= READING PASSAGE =

:::

Masquelet’s procedure consists of two surgical procedures [33, 34]. First, a large resection of pathologic tissue was performed and a spacer made of prosthetic cement was put in place of pathologic bone and stabilized with osteosynthesis. Second, 6 weeks later, the spacer was removed, exposing a bone defect surrounded by a new vascularized membrane. The defect was filled with cancellous bone graft and a sponge soaked in a reconstituted solution of rhBMP2 was additionally laid on the bone graft in one case (case 3). The membrane was closed on the bone graft.
In the presented cases, parental consent was requested for application of the rhBMP2, as well as for the exploitation of the medical charts for scientific ends.
There was no external funding source for the study or the authors.

:::

= DATA FOR REVIEW =
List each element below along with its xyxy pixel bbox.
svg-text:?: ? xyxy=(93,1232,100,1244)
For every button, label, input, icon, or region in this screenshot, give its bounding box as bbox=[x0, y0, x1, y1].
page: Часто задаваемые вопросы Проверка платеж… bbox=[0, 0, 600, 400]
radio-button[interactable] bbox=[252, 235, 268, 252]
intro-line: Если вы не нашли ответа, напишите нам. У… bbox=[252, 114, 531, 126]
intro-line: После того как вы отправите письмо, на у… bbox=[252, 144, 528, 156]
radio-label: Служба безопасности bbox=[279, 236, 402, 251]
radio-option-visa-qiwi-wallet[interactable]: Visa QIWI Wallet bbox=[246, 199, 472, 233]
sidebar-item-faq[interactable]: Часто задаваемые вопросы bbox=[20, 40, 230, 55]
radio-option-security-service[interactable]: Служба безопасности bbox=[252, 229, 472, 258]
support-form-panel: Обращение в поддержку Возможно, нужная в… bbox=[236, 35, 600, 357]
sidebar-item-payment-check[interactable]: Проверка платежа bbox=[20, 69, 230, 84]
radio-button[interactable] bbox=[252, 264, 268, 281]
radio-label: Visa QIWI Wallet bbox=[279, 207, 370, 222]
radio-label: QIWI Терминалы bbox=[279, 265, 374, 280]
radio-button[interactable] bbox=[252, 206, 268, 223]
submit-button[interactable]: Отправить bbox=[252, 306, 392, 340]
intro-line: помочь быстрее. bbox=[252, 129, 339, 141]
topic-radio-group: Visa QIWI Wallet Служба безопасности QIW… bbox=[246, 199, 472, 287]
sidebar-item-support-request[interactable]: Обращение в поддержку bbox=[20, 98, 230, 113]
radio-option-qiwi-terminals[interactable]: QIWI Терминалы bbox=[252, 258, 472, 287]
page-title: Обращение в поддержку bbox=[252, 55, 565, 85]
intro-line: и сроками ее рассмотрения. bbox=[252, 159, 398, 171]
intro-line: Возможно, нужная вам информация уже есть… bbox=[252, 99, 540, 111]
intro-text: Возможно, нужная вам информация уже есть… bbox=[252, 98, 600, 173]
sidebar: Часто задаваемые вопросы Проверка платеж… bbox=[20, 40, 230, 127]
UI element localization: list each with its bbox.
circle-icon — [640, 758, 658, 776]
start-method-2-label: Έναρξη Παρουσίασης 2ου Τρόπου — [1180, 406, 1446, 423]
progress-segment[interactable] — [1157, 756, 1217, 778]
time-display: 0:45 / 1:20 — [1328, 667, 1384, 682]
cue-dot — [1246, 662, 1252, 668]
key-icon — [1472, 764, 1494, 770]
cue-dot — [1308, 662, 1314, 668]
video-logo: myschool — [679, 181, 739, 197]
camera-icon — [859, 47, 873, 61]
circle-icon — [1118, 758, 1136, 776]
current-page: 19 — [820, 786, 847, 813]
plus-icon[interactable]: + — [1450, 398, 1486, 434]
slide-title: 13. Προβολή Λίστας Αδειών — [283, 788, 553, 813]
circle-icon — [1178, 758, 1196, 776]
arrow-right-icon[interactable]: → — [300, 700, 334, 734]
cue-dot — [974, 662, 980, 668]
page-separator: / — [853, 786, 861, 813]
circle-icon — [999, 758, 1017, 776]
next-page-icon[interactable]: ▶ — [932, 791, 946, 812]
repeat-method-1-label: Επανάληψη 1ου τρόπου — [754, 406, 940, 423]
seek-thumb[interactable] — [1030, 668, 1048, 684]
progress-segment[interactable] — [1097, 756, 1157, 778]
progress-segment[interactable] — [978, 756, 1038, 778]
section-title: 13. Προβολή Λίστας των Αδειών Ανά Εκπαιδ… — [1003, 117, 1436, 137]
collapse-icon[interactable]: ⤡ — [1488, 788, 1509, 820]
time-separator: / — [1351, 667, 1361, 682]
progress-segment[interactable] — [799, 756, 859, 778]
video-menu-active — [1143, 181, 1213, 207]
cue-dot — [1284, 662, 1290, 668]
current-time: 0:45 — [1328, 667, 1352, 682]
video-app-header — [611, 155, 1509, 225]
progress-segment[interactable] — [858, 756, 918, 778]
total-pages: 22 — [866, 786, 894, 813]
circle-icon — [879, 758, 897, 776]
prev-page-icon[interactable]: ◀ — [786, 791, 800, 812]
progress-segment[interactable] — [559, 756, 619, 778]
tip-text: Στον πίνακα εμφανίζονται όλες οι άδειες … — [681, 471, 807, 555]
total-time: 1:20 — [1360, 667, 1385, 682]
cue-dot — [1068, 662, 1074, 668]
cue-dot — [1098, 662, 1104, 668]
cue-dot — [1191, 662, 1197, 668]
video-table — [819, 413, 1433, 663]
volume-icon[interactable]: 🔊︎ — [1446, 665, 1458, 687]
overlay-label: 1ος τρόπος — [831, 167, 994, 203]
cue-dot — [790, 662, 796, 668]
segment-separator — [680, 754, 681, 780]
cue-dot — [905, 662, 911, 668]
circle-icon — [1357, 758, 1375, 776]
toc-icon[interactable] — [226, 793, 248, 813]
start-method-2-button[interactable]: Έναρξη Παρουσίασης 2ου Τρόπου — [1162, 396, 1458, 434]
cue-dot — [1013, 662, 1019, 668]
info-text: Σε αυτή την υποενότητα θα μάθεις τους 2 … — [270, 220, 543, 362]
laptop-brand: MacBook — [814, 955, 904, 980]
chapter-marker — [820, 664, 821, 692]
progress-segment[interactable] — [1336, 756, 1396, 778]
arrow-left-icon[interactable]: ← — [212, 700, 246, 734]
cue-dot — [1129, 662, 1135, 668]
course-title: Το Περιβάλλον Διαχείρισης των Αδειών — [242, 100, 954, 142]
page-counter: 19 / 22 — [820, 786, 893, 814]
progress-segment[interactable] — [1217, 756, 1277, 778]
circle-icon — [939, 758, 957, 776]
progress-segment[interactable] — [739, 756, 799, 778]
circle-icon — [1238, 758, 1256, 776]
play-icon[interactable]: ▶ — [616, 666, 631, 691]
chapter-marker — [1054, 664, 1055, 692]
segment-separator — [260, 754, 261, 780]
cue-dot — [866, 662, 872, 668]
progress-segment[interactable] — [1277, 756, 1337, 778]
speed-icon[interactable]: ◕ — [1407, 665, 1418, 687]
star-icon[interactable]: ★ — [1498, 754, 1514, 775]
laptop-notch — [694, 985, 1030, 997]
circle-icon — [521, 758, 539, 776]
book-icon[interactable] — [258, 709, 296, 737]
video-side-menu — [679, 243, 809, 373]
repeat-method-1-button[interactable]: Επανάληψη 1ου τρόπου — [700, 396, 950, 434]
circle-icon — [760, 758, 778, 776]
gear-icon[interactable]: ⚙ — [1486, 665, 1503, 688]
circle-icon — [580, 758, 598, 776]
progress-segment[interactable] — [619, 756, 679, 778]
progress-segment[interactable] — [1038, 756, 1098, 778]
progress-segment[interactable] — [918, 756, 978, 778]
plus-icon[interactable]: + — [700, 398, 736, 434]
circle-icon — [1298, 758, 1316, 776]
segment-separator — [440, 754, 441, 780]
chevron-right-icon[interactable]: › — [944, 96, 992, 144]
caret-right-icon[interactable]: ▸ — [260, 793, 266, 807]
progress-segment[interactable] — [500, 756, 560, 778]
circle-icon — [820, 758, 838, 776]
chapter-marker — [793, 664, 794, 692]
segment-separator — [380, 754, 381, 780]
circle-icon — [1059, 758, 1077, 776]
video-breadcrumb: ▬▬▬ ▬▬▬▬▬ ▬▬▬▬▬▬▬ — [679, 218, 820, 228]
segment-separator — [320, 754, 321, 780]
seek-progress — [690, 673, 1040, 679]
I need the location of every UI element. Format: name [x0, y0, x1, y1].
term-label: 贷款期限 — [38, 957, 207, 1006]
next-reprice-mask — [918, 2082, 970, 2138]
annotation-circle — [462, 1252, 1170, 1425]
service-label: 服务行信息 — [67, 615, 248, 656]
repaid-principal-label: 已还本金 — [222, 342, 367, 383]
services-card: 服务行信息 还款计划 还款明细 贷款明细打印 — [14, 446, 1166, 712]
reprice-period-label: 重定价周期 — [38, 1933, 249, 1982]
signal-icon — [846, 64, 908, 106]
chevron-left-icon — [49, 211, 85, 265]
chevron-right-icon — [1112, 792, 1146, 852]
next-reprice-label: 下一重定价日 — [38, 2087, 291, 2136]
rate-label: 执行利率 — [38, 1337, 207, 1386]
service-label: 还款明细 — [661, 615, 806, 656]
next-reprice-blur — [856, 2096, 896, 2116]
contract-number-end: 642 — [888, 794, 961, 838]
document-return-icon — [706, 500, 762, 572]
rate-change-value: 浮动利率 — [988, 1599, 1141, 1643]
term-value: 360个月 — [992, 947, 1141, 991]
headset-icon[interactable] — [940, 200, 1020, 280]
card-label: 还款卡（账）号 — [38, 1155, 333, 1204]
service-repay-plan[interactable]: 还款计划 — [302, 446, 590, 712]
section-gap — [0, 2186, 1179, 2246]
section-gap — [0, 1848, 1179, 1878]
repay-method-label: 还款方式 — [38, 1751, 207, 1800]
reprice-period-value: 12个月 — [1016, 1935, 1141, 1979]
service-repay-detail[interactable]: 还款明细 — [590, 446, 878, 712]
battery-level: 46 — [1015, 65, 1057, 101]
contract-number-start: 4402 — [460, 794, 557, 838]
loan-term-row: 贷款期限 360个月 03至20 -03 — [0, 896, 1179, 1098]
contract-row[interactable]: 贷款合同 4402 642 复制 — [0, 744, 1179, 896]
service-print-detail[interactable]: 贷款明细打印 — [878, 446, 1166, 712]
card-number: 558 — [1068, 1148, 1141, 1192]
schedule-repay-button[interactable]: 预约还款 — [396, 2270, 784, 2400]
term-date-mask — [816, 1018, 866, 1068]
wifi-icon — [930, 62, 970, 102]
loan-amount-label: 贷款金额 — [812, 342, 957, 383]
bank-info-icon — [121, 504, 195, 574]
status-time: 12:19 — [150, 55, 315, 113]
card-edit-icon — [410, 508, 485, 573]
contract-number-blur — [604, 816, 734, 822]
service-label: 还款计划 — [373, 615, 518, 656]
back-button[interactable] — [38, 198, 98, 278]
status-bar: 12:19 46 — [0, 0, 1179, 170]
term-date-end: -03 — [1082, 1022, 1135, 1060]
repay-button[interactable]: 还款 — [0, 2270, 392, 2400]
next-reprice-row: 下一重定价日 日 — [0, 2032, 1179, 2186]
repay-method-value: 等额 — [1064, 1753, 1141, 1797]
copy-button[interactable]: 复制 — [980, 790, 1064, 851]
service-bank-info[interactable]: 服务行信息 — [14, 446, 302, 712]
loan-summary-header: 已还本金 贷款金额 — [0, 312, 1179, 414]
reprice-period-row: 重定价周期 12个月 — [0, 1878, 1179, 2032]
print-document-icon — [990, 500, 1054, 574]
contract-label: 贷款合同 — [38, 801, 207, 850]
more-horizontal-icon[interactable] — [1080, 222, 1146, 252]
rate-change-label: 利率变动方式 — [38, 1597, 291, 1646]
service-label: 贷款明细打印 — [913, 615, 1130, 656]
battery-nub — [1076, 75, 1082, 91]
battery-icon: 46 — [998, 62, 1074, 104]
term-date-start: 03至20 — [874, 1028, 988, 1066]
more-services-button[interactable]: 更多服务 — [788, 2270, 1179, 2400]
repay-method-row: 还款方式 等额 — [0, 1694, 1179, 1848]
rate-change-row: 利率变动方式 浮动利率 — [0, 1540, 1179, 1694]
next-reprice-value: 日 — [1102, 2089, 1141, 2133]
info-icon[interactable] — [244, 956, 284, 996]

:::

= EXERCISE 1 =
In the passage on Masquelet's procedure, how long after the first procedure was the spacer removed?
= EXERCISE 2 =
Write out the part of the passage on Masquelet's procedure starting with "In the presented" and going on through "or the authors.".

= SOLUTION 1 =
6 weeks later.

= SOLUTION 2 =
In the presented cases, parental consent was requested for application of the rhBMP2, as well as for the exploitation of the medical charts for scientific ends.
There was no external funding source for the study or the authors.